**Given instruction:** Which lines hold the word "this"? Copy each one.

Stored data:
####

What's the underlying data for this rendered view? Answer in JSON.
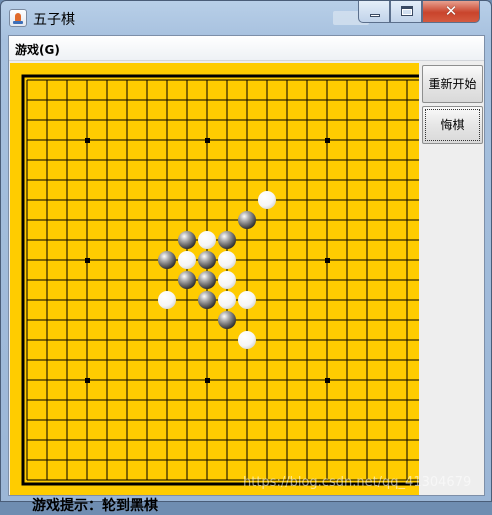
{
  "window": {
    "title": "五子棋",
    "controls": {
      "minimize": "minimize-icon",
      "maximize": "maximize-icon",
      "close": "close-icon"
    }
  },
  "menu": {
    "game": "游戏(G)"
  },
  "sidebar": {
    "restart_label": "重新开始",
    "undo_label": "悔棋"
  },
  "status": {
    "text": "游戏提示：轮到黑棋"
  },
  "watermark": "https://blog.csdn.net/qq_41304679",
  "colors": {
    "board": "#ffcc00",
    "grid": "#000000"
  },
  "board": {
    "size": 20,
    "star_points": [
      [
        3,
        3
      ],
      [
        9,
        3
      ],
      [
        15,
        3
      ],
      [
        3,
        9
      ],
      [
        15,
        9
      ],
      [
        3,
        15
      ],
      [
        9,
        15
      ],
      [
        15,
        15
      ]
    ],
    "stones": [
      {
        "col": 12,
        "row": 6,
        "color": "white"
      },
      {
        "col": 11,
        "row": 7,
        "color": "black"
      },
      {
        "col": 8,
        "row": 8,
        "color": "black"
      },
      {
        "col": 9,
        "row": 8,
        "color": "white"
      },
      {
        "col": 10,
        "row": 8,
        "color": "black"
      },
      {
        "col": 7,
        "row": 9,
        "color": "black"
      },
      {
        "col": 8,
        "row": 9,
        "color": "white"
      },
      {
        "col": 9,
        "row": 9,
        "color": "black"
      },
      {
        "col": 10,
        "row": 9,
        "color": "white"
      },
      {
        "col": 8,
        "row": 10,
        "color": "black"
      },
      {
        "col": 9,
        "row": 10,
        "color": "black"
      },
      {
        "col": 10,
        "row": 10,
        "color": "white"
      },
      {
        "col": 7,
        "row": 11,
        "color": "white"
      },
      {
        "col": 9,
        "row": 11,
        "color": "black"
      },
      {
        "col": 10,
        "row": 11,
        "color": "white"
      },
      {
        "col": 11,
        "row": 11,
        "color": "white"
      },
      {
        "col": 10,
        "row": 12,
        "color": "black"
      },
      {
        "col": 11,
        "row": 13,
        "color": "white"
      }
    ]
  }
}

####

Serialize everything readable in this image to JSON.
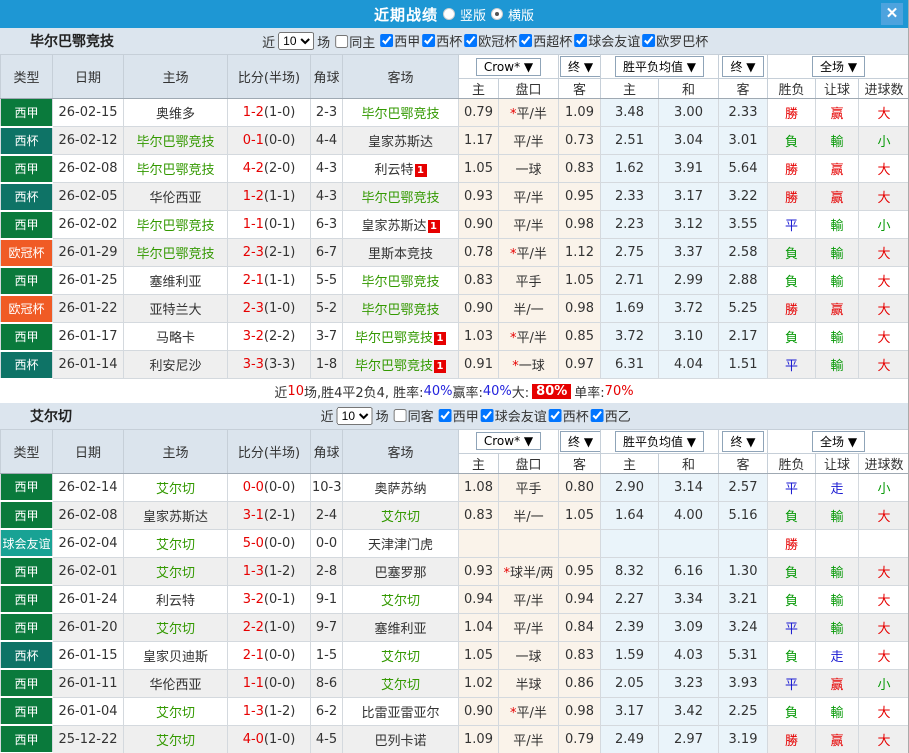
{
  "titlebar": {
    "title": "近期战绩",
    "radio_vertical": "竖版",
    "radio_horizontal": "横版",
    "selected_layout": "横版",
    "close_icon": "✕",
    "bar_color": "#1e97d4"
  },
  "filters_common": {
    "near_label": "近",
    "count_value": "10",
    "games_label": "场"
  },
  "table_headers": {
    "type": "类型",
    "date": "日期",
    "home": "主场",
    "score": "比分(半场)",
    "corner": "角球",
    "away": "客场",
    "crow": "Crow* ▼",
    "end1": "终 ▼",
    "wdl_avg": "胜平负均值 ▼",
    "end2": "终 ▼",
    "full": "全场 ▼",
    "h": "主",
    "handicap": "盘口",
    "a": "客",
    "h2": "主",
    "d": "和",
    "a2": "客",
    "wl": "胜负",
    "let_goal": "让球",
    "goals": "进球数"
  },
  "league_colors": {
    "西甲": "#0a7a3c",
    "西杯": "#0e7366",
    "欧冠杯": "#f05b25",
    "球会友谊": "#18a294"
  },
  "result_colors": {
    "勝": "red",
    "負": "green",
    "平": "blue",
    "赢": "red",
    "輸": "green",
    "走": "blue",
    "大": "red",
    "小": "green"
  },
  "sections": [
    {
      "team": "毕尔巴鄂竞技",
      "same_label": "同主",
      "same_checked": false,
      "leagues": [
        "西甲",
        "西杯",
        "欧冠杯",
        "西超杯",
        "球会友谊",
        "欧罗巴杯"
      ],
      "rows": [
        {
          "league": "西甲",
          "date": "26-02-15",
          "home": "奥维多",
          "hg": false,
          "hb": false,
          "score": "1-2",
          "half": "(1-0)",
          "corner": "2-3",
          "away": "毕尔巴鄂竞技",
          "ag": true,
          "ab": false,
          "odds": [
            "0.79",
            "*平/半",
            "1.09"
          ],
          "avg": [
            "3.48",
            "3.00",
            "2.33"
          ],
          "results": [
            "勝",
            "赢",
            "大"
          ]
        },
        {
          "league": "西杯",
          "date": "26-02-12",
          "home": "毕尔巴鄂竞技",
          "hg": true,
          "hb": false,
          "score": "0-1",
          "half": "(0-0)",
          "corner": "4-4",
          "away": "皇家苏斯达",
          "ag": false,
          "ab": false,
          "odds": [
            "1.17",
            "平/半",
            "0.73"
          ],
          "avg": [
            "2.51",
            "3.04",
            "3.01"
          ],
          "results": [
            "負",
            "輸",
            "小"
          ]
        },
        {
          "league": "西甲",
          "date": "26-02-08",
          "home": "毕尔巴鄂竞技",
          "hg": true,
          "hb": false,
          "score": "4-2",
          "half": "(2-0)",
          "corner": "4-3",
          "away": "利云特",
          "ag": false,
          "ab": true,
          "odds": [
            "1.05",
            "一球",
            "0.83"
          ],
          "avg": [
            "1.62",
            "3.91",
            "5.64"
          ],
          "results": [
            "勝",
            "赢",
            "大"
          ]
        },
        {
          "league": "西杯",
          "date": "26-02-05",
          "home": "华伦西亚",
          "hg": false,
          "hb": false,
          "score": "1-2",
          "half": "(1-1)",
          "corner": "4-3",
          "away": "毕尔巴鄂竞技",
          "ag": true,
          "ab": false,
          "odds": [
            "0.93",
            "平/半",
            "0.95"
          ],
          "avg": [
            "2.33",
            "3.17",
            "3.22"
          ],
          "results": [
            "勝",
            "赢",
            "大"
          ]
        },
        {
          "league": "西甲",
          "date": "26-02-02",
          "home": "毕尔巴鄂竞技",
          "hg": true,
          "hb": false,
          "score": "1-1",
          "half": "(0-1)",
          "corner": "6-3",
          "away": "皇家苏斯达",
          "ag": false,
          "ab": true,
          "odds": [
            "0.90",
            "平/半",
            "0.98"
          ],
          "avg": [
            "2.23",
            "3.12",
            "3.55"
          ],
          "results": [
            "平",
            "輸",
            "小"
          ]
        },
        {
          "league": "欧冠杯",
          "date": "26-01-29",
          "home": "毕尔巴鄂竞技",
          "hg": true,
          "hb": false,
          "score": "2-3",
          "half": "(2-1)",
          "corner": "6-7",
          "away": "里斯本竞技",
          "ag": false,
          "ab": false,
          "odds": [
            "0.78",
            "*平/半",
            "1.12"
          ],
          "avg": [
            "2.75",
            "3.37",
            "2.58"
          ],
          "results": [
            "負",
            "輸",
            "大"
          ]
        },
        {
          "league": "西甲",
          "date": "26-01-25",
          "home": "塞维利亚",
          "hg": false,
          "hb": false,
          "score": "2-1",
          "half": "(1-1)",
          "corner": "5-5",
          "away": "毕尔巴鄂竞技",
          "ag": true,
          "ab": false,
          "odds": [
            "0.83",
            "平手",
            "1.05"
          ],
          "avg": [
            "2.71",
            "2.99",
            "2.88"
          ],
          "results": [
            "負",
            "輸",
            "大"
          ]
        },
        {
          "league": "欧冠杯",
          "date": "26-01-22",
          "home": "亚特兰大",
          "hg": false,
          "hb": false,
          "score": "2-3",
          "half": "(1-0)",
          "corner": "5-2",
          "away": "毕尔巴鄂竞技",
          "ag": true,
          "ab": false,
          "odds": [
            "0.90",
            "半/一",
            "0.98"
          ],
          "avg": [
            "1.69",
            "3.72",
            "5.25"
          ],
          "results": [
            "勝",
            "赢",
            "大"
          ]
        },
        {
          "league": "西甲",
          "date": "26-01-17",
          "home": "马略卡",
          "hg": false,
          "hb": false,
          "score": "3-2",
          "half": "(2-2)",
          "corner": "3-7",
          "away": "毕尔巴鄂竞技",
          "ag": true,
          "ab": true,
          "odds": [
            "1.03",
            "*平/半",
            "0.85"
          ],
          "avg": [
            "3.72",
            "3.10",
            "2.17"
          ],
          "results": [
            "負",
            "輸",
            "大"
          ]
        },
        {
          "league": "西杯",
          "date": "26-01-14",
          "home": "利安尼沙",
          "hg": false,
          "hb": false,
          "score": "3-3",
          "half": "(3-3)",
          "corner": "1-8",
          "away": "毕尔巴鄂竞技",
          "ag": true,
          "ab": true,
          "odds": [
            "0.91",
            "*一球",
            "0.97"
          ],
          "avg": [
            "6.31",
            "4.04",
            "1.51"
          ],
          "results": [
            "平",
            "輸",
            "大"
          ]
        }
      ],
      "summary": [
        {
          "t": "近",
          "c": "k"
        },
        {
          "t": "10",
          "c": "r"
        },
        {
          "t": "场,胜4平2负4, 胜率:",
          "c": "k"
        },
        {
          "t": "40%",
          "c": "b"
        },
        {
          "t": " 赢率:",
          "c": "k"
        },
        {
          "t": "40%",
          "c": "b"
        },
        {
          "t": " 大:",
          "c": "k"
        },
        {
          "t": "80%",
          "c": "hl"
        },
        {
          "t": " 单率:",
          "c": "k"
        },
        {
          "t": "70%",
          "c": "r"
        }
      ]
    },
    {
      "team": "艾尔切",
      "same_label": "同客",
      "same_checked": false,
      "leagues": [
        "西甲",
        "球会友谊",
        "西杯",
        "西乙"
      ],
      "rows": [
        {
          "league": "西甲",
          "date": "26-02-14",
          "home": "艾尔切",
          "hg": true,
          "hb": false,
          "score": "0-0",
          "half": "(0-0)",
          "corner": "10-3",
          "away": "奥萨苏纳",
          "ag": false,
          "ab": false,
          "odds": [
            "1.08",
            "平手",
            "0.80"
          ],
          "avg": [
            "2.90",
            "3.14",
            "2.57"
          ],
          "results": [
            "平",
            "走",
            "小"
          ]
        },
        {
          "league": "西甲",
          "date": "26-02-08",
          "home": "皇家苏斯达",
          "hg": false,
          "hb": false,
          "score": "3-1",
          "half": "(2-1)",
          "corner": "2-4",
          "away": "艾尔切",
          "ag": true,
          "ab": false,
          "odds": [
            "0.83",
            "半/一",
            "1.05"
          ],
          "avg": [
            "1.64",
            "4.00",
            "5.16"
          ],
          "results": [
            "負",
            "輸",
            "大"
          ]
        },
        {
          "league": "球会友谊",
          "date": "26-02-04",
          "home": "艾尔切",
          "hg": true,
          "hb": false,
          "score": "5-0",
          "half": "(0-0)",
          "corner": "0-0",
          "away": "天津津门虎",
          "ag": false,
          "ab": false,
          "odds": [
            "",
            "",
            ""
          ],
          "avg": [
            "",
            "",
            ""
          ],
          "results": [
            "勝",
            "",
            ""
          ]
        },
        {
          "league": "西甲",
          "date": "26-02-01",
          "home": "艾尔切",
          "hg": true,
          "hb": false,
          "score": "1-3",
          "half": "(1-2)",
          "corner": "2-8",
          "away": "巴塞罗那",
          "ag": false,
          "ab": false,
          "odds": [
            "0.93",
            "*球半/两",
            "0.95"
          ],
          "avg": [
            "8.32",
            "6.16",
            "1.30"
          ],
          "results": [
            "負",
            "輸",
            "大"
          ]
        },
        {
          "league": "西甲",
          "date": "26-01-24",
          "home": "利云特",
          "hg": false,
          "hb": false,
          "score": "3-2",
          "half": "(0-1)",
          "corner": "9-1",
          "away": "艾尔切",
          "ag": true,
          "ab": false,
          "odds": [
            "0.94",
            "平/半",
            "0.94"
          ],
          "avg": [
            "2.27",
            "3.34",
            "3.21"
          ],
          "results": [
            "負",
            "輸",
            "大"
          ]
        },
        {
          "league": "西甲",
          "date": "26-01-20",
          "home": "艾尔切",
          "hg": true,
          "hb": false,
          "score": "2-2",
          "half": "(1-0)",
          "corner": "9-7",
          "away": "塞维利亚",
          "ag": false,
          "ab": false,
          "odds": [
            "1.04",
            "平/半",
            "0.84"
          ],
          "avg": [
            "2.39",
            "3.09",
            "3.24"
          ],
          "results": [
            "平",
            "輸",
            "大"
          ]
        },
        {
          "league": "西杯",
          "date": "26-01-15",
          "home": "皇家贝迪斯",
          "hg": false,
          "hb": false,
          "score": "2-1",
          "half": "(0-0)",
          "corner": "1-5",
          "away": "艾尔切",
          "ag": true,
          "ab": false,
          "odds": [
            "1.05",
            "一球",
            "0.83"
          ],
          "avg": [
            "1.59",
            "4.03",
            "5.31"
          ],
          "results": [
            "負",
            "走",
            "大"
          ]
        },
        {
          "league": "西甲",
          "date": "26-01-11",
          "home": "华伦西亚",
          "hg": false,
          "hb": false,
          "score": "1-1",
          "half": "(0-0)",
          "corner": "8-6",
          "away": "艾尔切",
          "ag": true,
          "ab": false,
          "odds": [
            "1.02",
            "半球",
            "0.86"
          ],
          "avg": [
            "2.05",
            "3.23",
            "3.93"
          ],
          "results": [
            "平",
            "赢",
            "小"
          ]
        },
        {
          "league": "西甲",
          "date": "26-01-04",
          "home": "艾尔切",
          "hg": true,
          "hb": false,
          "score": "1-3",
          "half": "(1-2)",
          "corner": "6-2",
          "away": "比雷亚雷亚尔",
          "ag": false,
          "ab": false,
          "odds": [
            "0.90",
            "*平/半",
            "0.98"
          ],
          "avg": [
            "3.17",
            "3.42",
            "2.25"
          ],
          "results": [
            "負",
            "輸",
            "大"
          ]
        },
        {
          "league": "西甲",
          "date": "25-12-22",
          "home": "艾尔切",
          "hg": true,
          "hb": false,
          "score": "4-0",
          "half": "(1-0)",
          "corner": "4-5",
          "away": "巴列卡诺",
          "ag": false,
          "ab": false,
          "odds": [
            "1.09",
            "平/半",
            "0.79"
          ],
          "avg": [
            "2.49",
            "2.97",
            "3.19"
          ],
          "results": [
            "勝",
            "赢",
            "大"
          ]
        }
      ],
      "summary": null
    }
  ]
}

####

**Answer below:**
What's the underlying data for this rendered view? Answer in JSON.
Serialize everything readable in this image to JSON.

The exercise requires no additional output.